DATA RECORDS
#####
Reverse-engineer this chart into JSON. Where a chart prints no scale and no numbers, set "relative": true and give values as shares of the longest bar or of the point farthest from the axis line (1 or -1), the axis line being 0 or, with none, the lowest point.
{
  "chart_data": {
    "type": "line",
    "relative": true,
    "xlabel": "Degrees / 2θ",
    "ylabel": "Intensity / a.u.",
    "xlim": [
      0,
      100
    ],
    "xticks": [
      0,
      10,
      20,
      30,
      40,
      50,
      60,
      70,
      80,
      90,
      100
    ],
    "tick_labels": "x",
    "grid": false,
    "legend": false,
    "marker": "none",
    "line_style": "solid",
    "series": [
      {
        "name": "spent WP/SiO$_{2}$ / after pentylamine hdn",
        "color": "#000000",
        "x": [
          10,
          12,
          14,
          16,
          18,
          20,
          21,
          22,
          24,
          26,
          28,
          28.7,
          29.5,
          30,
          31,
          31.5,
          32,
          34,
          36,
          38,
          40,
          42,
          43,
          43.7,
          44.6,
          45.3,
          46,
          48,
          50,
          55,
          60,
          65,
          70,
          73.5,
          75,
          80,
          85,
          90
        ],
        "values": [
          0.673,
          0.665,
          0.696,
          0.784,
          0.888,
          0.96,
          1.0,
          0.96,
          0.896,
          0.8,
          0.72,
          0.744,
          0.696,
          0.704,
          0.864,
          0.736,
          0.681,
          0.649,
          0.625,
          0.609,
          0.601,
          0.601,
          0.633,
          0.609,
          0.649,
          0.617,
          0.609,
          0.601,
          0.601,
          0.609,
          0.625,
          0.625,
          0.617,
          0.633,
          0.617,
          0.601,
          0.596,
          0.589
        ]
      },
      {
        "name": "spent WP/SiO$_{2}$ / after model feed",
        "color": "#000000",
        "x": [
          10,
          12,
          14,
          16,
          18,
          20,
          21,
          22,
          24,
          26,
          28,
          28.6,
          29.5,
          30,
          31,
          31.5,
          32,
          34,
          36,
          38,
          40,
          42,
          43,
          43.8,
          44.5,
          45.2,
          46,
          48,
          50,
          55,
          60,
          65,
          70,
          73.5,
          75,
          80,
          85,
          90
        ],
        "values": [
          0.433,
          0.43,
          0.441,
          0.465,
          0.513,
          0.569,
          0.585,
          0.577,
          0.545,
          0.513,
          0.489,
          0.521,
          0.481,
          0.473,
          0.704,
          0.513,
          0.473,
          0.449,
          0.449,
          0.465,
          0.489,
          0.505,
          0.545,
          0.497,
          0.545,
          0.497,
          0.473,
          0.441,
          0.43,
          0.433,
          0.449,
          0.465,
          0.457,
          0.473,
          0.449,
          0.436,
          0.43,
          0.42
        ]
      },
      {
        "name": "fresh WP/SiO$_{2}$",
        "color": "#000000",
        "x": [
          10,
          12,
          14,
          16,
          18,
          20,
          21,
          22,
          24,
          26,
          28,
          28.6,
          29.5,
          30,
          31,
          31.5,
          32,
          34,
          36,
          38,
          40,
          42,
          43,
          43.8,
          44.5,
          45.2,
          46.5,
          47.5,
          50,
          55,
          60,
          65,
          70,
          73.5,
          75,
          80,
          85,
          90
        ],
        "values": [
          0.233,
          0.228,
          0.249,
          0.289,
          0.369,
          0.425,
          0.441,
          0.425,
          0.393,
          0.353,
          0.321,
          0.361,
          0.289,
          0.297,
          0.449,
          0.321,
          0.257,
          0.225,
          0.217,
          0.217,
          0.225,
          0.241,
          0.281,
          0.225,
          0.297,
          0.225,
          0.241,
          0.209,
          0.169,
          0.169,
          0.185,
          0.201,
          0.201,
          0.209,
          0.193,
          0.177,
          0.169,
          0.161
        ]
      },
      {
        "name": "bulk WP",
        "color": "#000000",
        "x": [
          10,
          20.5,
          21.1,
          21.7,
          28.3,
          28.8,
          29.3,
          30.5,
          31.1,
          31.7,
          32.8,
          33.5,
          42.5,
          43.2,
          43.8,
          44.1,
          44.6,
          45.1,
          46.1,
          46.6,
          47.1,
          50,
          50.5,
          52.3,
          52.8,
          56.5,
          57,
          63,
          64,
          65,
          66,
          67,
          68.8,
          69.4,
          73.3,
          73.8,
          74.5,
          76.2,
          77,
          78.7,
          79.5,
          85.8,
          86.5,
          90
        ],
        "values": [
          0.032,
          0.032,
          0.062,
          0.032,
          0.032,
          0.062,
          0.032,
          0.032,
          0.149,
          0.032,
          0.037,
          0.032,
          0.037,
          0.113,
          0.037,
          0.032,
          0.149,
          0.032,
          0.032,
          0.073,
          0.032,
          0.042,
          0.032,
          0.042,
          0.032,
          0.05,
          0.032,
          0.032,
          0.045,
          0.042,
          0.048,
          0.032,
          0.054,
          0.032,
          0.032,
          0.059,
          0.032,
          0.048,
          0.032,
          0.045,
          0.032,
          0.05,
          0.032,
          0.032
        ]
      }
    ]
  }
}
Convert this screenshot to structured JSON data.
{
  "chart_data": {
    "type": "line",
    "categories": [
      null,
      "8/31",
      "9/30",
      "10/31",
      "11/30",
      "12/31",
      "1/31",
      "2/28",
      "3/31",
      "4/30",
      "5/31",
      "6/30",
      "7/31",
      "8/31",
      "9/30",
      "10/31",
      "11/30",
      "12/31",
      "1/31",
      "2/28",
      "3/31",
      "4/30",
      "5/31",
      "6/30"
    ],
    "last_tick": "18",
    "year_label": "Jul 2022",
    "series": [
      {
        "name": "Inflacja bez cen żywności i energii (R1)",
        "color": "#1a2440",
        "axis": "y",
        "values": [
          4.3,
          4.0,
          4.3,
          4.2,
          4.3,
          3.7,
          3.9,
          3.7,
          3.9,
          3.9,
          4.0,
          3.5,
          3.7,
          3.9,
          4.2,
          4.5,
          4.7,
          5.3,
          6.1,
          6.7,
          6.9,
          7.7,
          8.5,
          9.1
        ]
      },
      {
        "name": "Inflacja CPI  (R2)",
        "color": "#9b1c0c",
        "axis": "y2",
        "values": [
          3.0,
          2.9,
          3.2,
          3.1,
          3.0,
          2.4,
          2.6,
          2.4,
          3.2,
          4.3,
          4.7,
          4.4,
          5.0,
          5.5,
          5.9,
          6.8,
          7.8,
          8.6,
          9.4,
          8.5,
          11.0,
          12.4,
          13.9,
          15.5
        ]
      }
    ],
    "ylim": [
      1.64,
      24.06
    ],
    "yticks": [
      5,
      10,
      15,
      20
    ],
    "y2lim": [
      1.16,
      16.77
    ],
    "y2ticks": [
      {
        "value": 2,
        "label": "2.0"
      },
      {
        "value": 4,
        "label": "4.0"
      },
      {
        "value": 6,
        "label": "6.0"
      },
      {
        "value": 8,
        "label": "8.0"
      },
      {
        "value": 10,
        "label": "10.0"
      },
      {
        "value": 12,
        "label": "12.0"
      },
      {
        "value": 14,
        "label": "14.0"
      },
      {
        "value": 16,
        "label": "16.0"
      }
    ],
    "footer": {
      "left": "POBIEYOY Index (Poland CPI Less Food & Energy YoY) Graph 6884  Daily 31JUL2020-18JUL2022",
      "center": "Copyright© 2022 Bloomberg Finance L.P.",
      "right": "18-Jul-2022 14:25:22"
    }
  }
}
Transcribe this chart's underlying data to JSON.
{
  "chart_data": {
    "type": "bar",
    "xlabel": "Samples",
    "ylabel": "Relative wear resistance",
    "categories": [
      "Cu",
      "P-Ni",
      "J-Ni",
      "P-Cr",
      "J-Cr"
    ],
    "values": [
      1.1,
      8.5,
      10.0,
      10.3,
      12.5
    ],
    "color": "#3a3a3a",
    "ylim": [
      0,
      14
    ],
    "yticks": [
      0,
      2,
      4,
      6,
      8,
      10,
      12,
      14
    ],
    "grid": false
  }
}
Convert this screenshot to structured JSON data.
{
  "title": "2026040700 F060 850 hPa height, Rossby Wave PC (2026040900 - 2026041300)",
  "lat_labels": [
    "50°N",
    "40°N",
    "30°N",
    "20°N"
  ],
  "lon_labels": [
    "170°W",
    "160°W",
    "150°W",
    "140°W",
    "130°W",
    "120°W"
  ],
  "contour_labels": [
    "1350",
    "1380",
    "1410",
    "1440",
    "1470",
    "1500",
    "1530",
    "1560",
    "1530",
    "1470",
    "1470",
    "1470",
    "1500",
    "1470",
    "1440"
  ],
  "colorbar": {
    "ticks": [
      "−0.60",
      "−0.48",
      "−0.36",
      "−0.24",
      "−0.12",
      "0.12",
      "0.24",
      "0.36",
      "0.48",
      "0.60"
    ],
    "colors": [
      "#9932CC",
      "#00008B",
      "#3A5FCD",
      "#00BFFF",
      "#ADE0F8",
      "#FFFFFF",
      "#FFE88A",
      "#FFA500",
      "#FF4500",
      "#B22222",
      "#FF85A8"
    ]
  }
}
#####
SET TASK
Out of the records, collect only those lines that contain the string "axis".

THE COMPLETED TASK
Reverse-engineer this chart into JSON. Where a chart prints no scale and no numbers, set "relative": true and give values as shares of the longest bar or of the point farthest from the axis line (1 or -1), the axis line being 0 or, with none, the lowest point.
        "axis": "y",
        "axis": "y2",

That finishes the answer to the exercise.